• Request: Reproduce every entry below precisely. Pictures are excluded from the copy.
════════════════
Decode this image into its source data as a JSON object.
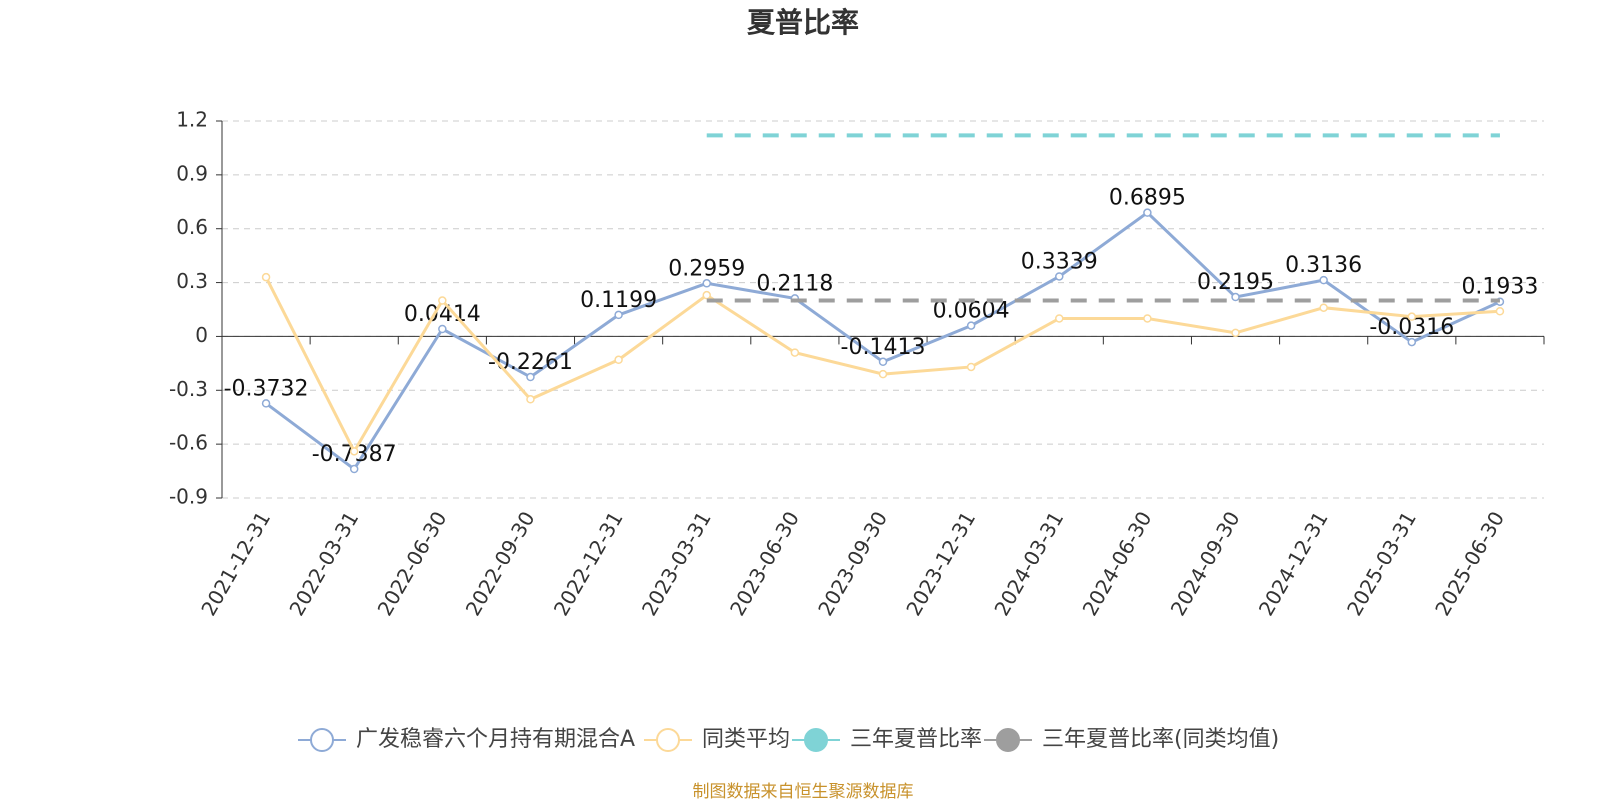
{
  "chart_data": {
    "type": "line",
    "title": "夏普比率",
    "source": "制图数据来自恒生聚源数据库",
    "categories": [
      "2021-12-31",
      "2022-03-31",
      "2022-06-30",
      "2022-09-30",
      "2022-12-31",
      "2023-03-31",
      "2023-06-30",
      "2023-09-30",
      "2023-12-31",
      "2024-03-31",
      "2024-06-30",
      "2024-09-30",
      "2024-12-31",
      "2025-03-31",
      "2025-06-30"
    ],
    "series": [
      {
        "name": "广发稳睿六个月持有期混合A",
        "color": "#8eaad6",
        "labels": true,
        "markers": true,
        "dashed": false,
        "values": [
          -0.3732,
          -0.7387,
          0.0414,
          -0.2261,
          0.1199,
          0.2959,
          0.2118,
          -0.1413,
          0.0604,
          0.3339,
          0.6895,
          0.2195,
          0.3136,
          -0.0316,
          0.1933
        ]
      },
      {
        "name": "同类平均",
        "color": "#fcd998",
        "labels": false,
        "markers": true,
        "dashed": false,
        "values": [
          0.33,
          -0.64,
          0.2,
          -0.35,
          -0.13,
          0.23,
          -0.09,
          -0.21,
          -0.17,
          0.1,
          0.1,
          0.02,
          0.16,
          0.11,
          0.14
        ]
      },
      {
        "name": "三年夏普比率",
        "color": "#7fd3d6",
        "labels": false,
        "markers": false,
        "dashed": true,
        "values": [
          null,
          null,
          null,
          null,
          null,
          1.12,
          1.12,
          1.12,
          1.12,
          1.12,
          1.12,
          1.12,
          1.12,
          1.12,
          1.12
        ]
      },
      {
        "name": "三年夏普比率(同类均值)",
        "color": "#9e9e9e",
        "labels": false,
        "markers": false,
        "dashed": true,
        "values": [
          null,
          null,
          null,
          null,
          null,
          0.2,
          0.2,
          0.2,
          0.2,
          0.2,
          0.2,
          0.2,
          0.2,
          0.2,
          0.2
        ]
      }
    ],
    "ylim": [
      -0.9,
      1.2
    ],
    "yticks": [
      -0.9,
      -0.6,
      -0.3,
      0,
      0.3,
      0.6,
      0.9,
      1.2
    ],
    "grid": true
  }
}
════════════════
• Solution to this problem:
Decode this image into its source data as a JSON object.
{
  "chart_data": {
    "type": "line",
    "title": "夏普比率",
    "source": "制图数据来自恒生聚源数据库",
    "categories": [
      "2021-12-31",
      "2022-03-31",
      "2022-06-30",
      "2022-09-30",
      "2022-12-31",
      "2023-03-31",
      "2023-06-30",
      "2023-09-30",
      "2023-12-31",
      "2024-03-31",
      "2024-06-30",
      "2024-09-30",
      "2024-12-31",
      "2025-03-31",
      "2025-06-30"
    ],
    "series": [
      {
        "name": "广发稳睿六个月持有期混合A",
        "color": "#8eaad6",
        "labels": true,
        "markers": true,
        "dashed": false,
        "values": [
          -0.3732,
          -0.7387,
          0.0414,
          -0.2261,
          0.1199,
          0.2959,
          0.2118,
          -0.1413,
          0.0604,
          0.3339,
          0.6895,
          0.2195,
          0.3136,
          -0.0316,
          0.1933
        ]
      },
      {
        "name": "同类平均",
        "color": "#fcd998",
        "labels": false,
        "markers": true,
        "dashed": false,
        "values": [
          0.33,
          -0.64,
          0.2,
          -0.35,
          -0.13,
          0.23,
          -0.09,
          -0.21,
          -0.17,
          0.1,
          0.1,
          0.02,
          0.16,
          0.11,
          0.14
        ]
      },
      {
        "name": "三年夏普比率",
        "color": "#7fd3d6",
        "labels": false,
        "markers": false,
        "dashed": true,
        "values": [
          null,
          null,
          null,
          null,
          null,
          1.12,
          1.12,
          1.12,
          1.12,
          1.12,
          1.12,
          1.12,
          1.12,
          1.12,
          1.12
        ]
      },
      {
        "name": "三年夏普比率(同类均值)",
        "color": "#9e9e9e",
        "labels": false,
        "markers": false,
        "dashed": true,
        "values": [
          null,
          null,
          null,
          null,
          null,
          0.2,
          0.2,
          0.2,
          0.2,
          0.2,
          0.2,
          0.2,
          0.2,
          0.2,
          0.2
        ]
      }
    ],
    "ylim": [
      -0.9,
      1.2
    ],
    "yticks": [
      -0.9,
      -0.6,
      -0.3,
      0,
      0.3,
      0.6,
      0.9,
      1.2
    ],
    "grid": true
  }
}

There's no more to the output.